#### Input

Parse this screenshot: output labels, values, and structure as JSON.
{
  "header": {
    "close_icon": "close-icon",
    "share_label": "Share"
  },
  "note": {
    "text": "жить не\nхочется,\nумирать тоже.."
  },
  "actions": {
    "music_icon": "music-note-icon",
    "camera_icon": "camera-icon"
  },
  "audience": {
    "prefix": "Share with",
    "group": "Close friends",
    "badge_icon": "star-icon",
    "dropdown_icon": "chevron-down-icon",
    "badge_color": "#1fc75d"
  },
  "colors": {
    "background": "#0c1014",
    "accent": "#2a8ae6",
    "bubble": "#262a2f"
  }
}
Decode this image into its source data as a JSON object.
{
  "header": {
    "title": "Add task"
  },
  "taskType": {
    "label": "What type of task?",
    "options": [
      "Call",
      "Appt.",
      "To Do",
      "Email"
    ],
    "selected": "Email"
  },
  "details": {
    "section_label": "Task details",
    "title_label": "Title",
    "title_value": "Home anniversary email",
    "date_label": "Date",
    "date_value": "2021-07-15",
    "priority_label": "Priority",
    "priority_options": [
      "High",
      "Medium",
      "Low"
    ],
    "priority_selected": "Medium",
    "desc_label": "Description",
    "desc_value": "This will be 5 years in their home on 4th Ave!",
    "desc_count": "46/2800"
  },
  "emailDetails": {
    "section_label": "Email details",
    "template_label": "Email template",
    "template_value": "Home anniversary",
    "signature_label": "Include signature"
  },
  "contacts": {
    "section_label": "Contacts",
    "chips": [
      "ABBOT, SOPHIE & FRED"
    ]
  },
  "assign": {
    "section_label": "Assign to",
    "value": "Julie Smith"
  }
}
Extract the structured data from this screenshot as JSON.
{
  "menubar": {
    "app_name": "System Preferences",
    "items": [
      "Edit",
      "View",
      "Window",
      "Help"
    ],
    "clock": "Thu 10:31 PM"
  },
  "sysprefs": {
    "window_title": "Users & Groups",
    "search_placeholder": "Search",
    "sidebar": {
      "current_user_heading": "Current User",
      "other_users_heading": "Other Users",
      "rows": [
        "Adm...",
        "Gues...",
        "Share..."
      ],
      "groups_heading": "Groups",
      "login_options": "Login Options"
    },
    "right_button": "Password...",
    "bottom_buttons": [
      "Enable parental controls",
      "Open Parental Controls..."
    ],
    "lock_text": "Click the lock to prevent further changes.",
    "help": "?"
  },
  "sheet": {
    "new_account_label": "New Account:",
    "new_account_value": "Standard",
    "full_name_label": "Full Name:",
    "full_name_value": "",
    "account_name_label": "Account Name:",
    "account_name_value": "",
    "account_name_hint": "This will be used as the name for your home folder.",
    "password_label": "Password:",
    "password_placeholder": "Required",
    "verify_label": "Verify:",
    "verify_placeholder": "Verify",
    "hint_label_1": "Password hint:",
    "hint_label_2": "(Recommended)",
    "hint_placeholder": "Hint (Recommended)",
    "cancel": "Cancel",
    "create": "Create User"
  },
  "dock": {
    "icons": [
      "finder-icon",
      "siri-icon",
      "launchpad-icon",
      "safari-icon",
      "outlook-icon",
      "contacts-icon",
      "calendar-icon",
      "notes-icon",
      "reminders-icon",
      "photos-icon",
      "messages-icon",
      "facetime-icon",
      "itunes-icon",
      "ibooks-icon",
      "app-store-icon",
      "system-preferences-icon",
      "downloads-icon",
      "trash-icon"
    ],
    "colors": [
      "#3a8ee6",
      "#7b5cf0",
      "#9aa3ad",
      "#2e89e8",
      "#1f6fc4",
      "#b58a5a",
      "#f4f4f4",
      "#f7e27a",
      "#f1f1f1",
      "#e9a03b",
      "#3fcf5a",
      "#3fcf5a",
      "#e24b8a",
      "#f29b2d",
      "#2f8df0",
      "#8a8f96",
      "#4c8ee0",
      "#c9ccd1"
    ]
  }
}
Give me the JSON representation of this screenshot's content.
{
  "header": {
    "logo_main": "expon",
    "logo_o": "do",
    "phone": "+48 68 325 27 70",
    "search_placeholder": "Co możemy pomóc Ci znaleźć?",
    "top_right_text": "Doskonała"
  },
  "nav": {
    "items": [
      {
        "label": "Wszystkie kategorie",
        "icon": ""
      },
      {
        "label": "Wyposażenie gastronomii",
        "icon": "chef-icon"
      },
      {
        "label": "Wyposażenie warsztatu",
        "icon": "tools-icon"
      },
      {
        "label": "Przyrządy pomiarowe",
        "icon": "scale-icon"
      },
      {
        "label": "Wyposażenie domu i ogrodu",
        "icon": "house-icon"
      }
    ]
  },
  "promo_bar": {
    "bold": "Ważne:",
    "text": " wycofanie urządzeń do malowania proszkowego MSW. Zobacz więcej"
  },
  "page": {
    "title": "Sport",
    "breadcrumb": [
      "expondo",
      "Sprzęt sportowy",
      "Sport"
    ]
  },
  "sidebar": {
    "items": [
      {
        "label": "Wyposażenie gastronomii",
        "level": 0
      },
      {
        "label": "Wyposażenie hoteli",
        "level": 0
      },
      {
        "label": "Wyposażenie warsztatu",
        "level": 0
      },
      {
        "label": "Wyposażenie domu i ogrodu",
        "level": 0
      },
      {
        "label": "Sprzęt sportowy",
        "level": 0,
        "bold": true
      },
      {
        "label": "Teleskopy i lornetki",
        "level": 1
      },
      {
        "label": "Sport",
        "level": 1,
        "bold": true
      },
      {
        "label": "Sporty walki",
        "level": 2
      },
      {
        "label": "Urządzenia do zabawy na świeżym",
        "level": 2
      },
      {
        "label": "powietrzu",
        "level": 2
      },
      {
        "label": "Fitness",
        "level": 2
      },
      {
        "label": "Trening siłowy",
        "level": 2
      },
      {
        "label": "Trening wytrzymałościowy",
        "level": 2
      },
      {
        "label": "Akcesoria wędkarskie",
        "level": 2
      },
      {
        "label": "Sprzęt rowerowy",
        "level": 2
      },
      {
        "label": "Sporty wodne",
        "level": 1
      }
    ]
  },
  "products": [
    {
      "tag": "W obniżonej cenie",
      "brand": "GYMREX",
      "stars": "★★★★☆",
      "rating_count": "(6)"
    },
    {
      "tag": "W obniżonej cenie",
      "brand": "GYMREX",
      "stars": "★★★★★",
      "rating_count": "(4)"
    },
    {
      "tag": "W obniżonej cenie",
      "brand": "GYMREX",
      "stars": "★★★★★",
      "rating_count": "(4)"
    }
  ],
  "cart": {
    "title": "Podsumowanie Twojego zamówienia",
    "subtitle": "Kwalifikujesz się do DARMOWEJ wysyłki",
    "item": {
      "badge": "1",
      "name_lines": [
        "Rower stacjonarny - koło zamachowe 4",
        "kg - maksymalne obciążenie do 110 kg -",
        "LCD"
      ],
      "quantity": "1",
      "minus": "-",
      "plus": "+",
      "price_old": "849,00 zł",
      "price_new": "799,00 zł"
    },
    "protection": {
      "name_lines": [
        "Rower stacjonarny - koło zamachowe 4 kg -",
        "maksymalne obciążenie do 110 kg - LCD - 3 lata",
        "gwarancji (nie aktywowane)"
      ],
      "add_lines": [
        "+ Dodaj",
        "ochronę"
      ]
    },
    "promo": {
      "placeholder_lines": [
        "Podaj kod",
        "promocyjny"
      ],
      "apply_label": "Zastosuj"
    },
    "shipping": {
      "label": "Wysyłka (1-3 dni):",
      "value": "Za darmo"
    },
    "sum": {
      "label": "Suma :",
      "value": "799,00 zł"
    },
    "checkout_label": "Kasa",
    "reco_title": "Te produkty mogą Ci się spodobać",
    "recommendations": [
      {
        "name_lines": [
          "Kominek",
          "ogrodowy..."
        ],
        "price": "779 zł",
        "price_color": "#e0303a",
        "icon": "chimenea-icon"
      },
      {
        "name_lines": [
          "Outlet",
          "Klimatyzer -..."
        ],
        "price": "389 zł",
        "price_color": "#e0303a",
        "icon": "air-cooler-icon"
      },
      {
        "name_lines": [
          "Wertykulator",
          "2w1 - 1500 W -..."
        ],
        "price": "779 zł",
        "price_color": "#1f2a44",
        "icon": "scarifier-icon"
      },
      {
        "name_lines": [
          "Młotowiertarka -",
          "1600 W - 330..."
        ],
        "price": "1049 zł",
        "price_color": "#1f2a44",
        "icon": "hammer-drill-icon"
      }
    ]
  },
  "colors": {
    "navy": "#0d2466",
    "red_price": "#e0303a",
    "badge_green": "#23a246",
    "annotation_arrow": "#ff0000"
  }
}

########

Make a copy of each line that contains the string "sportowy".

      "Sprzęt sportowy",
        "label": "Sprzęt sportowy",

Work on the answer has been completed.